Provided data –
■ ■ ■ ■ ■ ■ ■

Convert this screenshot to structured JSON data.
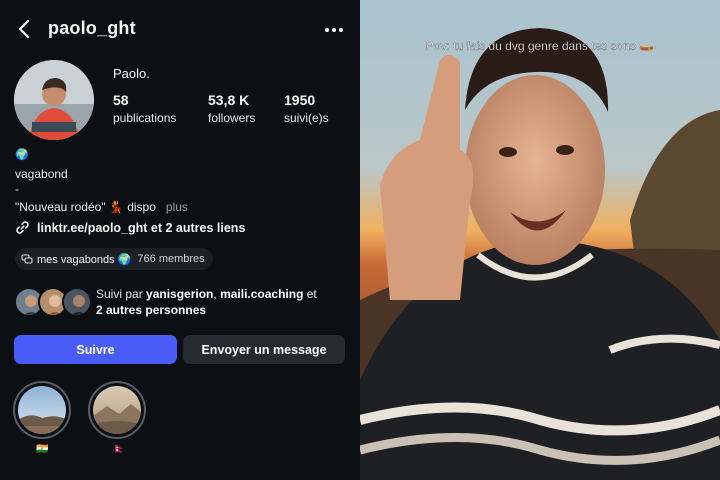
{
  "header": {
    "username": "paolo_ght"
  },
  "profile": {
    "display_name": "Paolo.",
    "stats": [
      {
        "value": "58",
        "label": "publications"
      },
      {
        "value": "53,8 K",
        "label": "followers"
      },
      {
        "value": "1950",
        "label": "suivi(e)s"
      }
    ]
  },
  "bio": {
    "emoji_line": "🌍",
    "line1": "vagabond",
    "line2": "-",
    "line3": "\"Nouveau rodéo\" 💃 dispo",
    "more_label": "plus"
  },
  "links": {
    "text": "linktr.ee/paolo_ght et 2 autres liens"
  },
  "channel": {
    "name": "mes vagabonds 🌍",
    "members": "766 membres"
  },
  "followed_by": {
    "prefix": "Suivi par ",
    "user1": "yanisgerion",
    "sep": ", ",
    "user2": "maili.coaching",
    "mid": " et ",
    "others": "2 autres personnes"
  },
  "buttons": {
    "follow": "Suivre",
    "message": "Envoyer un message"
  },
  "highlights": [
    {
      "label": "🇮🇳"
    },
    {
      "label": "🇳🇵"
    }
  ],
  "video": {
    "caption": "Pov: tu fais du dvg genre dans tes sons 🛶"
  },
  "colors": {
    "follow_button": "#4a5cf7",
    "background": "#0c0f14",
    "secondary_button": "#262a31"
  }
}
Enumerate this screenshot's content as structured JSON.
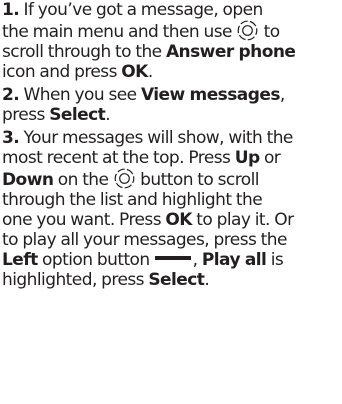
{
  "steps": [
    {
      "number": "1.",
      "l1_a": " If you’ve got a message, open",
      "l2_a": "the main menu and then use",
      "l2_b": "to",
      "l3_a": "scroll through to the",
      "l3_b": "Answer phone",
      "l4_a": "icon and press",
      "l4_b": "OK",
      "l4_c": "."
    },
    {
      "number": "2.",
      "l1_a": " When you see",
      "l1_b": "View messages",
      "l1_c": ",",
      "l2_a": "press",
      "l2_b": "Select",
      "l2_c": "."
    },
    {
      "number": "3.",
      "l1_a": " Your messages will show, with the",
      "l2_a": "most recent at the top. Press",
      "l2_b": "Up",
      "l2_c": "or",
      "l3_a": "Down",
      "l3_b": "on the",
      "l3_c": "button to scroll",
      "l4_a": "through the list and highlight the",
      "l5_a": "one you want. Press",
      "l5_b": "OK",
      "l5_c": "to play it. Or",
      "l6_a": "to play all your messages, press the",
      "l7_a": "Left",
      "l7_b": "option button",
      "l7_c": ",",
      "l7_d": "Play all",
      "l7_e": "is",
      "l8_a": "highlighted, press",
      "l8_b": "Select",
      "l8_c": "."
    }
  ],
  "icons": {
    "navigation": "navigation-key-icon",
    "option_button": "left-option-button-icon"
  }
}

■ ■ ■ ■ ■ ■ ■

Given problem – The records above are to be reproduced exactly; the pictures are to be left out.

Solution –
Convert this screenshot to structured JSON data.
{
  "header": {
    "username": "paolo_ght"
  },
  "profile": {
    "display_name": "Paolo.",
    "stats": [
      {
        "value": "58",
        "label": "publications"
      },
      {
        "value": "53,8 K",
        "label": "followers"
      },
      {
        "value": "1950",
        "label": "suivi(e)s"
      }
    ]
  },
  "bio": {
    "emoji_line": "🌍",
    "line1": "vagabond",
    "line2": "-",
    "line3": "\"Nouveau rodéo\" 💃 dispo",
    "more_label": "plus"
  },
  "links": {
    "text": "linktr.ee/paolo_ght et 2 autres liens"
  },
  "channel": {
    "name": "mes vagabonds 🌍",
    "members": "766 membres"
  },
  "followed_by": {
    "prefix": "Suivi par ",
    "user1": "yanisgerion",
    "sep": ", ",
    "user2": "maili.coaching",
    "mid": " et ",
    "others": "2 autres personnes"
  },
  "buttons": {
    "follow": "Suivre",
    "message": "Envoyer un message"
  },
  "highlights": [
    {
      "label": "🇮🇳"
    },
    {
      "label": "🇳🇵"
    }
  ],
  "video": {
    "caption": "Pov: tu fais du dvg genre dans tes sons 🛶"
  },
  "colors": {
    "follow_button": "#4a5cf7",
    "background": "#0c0f14",
    "secondary_button": "#262a31"
  }
}
Enumerate this screenshot's content as structured JSON.
{
  "steps": [
    {
      "number": "1.",
      "l1_a": " If you’ve got a message, open",
      "l2_a": "the main menu and then use",
      "l2_b": "to",
      "l3_a": "scroll through to the",
      "l3_b": "Answer phone",
      "l4_a": "icon and press",
      "l4_b": "OK",
      "l4_c": "."
    },
    {
      "number": "2.",
      "l1_a": " When you see",
      "l1_b": "View messages",
      "l1_c": ",",
      "l2_a": "press",
      "l2_b": "Select",
      "l2_c": "."
    },
    {
      "number": "3.",
      "l1_a": " Your messages will show, with the",
      "l2_a": "most recent at the top. Press",
      "l2_b": "Up",
      "l2_c": "or",
      "l3_a": "Down",
      "l3_b": "on the",
      "l3_c": "button to scroll",
      "l4_a": "through the list and highlight the",
      "l5_a": "one you want. Press",
      "l5_b": "OK",
      "l5_c": "to play it. Or",
      "l6_a": "to play all your messages, press the",
      "l7_a": "Left",
      "l7_b": "option button",
      "l7_c": ",",
      "l7_d": "Play all",
      "l7_e": "is",
      "l8_a": "highlighted, press",
      "l8_b": "Select",
      "l8_c": "."
    }
  ],
  "icons": {
    "navigation": "navigation-key-icon",
    "option_button": "left-option-button-icon"
  }
}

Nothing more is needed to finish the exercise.